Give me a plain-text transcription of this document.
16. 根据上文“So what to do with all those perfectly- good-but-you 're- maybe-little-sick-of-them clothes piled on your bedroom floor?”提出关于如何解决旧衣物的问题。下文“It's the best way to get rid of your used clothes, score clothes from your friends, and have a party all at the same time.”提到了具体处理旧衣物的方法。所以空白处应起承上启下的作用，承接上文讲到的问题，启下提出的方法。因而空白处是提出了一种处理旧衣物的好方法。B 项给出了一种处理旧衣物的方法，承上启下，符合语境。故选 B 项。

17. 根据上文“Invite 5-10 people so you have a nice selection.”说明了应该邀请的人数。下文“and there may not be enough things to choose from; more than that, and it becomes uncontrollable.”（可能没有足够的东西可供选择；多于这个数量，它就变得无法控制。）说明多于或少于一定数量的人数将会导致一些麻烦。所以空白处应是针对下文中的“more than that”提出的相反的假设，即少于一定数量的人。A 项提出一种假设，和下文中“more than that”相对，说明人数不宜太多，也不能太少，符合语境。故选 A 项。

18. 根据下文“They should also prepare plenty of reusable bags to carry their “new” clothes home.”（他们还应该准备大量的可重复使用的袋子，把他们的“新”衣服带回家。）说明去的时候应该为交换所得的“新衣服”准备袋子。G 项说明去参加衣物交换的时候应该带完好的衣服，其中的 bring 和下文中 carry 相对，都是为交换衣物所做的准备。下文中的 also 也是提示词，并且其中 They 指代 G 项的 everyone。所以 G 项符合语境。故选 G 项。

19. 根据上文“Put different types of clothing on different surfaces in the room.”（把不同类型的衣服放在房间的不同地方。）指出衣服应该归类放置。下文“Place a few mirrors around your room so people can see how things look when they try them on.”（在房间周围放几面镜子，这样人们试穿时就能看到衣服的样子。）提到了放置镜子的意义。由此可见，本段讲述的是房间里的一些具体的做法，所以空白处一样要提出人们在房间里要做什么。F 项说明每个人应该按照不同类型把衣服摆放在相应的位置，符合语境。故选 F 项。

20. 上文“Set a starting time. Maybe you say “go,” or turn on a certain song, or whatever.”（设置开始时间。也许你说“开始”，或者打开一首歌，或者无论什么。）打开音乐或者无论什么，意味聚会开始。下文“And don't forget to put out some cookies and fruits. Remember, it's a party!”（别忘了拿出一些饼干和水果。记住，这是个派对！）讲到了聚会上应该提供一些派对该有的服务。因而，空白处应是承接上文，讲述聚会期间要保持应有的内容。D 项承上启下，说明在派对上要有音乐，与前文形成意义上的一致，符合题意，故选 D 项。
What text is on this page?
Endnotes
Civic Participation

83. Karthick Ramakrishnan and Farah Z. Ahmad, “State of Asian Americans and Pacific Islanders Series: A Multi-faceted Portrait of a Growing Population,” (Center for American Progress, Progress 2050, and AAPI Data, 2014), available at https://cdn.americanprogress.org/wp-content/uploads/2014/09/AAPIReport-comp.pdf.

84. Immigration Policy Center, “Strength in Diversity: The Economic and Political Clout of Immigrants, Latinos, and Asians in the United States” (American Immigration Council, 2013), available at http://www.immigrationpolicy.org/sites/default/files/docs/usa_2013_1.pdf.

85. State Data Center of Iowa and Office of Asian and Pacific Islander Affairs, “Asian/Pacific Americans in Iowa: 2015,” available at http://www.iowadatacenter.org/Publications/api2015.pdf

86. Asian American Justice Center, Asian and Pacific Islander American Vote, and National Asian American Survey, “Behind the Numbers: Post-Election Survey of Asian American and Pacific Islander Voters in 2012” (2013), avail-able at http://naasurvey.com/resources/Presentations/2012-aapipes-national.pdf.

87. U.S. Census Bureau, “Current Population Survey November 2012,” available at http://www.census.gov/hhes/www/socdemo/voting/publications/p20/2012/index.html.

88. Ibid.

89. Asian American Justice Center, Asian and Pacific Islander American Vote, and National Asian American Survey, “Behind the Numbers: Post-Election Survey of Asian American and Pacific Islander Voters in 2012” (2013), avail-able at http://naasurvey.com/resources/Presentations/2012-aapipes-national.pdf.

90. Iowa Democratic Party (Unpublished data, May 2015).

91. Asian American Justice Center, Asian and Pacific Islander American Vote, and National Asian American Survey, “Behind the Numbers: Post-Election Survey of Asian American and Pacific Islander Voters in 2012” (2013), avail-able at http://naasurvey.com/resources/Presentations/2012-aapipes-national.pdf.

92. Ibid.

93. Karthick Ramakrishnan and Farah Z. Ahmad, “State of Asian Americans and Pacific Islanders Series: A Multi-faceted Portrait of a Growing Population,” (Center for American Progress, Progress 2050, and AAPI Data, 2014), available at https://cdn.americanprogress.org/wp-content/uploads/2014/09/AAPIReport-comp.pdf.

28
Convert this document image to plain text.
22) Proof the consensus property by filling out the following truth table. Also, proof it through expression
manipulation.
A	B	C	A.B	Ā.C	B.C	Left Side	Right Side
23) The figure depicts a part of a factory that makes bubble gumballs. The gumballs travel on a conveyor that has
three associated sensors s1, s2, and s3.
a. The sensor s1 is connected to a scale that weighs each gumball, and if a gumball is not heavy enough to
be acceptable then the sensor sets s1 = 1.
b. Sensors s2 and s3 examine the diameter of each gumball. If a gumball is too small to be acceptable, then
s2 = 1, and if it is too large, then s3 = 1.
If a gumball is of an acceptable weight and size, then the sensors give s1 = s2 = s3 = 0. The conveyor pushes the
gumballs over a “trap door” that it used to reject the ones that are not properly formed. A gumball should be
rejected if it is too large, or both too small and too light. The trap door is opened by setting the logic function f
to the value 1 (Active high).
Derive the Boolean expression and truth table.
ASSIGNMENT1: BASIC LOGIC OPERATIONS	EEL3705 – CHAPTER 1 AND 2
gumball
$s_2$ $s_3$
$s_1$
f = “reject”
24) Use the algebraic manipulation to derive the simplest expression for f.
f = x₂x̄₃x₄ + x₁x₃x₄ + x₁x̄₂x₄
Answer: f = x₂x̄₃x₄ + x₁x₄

────────

Task description
From the listing above, extract all records word for word.

Reply
Give me a plain-text transcription of this document.
16. 根据上文“So what to do with all those perfectly- good-but-you 're- maybe-little-sick-of-them clothes piled on your bedroom floor?”提出关于如何解决旧衣物的问题。下文“It's the best way to get rid of your used clothes, score clothes from your friends, and have a party all at the same time.”提到了具体处理旧衣物的方法。所以空白处应起承上启下的作用，承接上文讲到的问题，启下提出的方法。因而空白处是提出了一种处理旧衣物的好方法。B 项给出了一种处理旧衣物的方法，承上启下，符合语境。故选 B 项。

17. 根据上文“Invite 5-10 people so you have a nice selection.”说明了应该邀请的人数。下文“and there may not be enough things to choose from; more than that, and it becomes uncontrollable.”（可能没有足够的东西可供选择；多于这个数量，它就变得无法控制。）说明多于或少于一定数量的人数将会导致一些麻烦。所以空白处应是针对下文中的“more than that”提出的相反的假设，即少于一定数量的人。A 项提出一种假设，和下文中“more than that”相对，说明人数不宜太多，也不能太少，符合语境。故选 A 项。

18. 根据下文“They should also prepare plenty of reusable bags to carry their “new” clothes home.”（他们还应该准备大量的可重复使用的袋子，把他们的“新”衣服带回家。）说明去的时候应该为交换所得的“新衣服”准备袋子。G 项说明去参加衣物交换的时候应该带完好的衣服，其中的 bring 和下文中 carry 相对，都是为交换衣物所做的准备。下文中的 also 也是提示词，并且其中 They 指代 G 项的 everyone。所以 G 项符合语境。故选 G 项。

19. 根据上文“Put different types of clothing on different surfaces in the room.”（把不同类型的衣服放在房间的不同地方。）指出衣服应该归类放置。下文“Place a few mirrors around your room so people can see how things look when they try them on.”（在房间周围放几面镜子，这样人们试穿时就能看到衣服的样子。）提到了放置镜子的意义。由此可见，本段讲述的是房间里的一些具体的做法，所以空白处一样要提出人们在房间里要做什么。F 项说明每个人应该按照不同类型把衣服摆放在相应的位置，符合语境。故选 F 项。

20. 上文“Set a starting time. Maybe you say “go,” or turn on a certain song, or whatever.”（设置开始时间。也许你说“开始”，或者打开一首歌，或者无论什么。）打开音乐或者无论什么，意味聚会开始。下文“And don't forget to put out some cookies and fruits. Remember, it's a party!”（别忘了拿出一些饼干和水果。记住，这是个派对！）讲到了聚会上应该提供一些派对该有的服务。因而，空白处应是承接上文，讲述聚会期间要保持应有的内容。D 项承上启下，说明在派对上要有音乐，与前文形成意义上的一致，符合题意，故选 D 项。
What text is on this page?
Endnotes
Civic Participation

83. Karthick Ramakrishnan and Farah Z. Ahmad, “State of Asian Americans and Pacific Islanders Series: A Multi-faceted Portrait of a Growing Population,” (Center for American Progress, Progress 2050, and AAPI Data, 2014), available at https://cdn.americanprogress.org/wp-content/uploads/2014/09/AAPIReport-comp.pdf.

84. Immigration Policy Center, “Strength in Diversity: The Economic and Political Clout of Immigrants, Latinos, and Asians in the United States” (American Immigration Council, 2013), available at http://www.immigrationpolicy.org/sites/default/files/docs/usa_2013_1.pdf.

85. State Data Center of Iowa and Office of Asian and Pacific Islander Affairs, “Asian/Pacific Americans in Iowa: 2015,” available at http://www.iowadatacenter.org/Publications/api2015.pdf

86. Asian American Justice Center, Asian and Pacific Islander American Vote, and National Asian American Survey, “Behind the Numbers: Post-Election Survey of Asian American and Pacific Islander Voters in 2012” (2013), avail-able at http://naasurvey.com/resources/Presentations/2012-aapipes-national.pdf.

87. U.S. Census Bureau, “Current Population Survey November 2012,” available at http://www.census.gov/hhes/www/socdemo/voting/publications/p20/2012/index.html.

88. Ibid.

89. Asian American Justice Center, Asian and Pacific Islander American Vote, and National Asian American Survey, “Behind the Numbers: Post-Election Survey of Asian American and Pacific Islander Voters in 2012” (2013), avail-able at http://naasurvey.com/resources/Presentations/2012-aapipes-national.pdf.

90. Iowa Democratic Party (Unpublished data, May 2015).

91. Asian American Justice Center, Asian and Pacific Islander American Vote, and National Asian American Survey, “Behind the Numbers: Post-Election Survey of Asian American and Pacific Islander Voters in 2012” (2013), avail-able at http://naasurvey.com/resources/Presentations/2012-aapipes-national.pdf.

92. Ibid.

93. Karthick Ramakrishnan and Farah Z. Ahmad, “State of Asian Americans and Pacific Islanders Series: A Multi-faceted Portrait of a Growing Population,” (Center for American Progress, Progress 2050, and AAPI Data, 2014), available at https://cdn.americanprogress.org/wp-content/uploads/2014/09/AAPIReport-comp.pdf.

28
Convert this document image to plain text.
22) Proof the consensus property by filling out the following truth table. Also, proof it through expression
manipulation.
A	B	C	A.B	Ā.C	B.C	Left Side	Right Side
23) The figure depicts a part of a factory that makes bubble gumballs. The gumballs travel on a conveyor that has
three associated sensors s1, s2, and s3.
a. The sensor s1 is connected to a scale that weighs each gumball, and if a gumball is not heavy enough to
be acceptable then the sensor sets s1 = 1.
b. Sensors s2 and s3 examine the diameter of each gumball. If a gumball is too small to be acceptable, then
s2 = 1, and if it is too large, then s3 = 1.
If a gumball is of an acceptable weight and size, then the sensors give s1 = s2 = s3 = 0. The conveyor pushes the
gumballs over a “trap door” that it used to reject the ones that are not properly formed. A gumball should be
rejected if it is too large, or both too small and too light. The trap door is opened by setting the logic function f
to the value 1 (Active high).
Derive the Boolean expression and truth table.
ASSIGNMENT1: BASIC LOGIC OPERATIONS	EEL3705 – CHAPTER 1 AND 2
gumball
$s_2$ $s_3$
$s_1$
f = “reject”
24) Use the algebraic manipulation to derive the simplest expression for f.
f = x₂x̄₃x₄ + x₁x₃x₄ + x₁x̄₂x₄
Answer: f = x₂x̄₃x₄ + x₁x₄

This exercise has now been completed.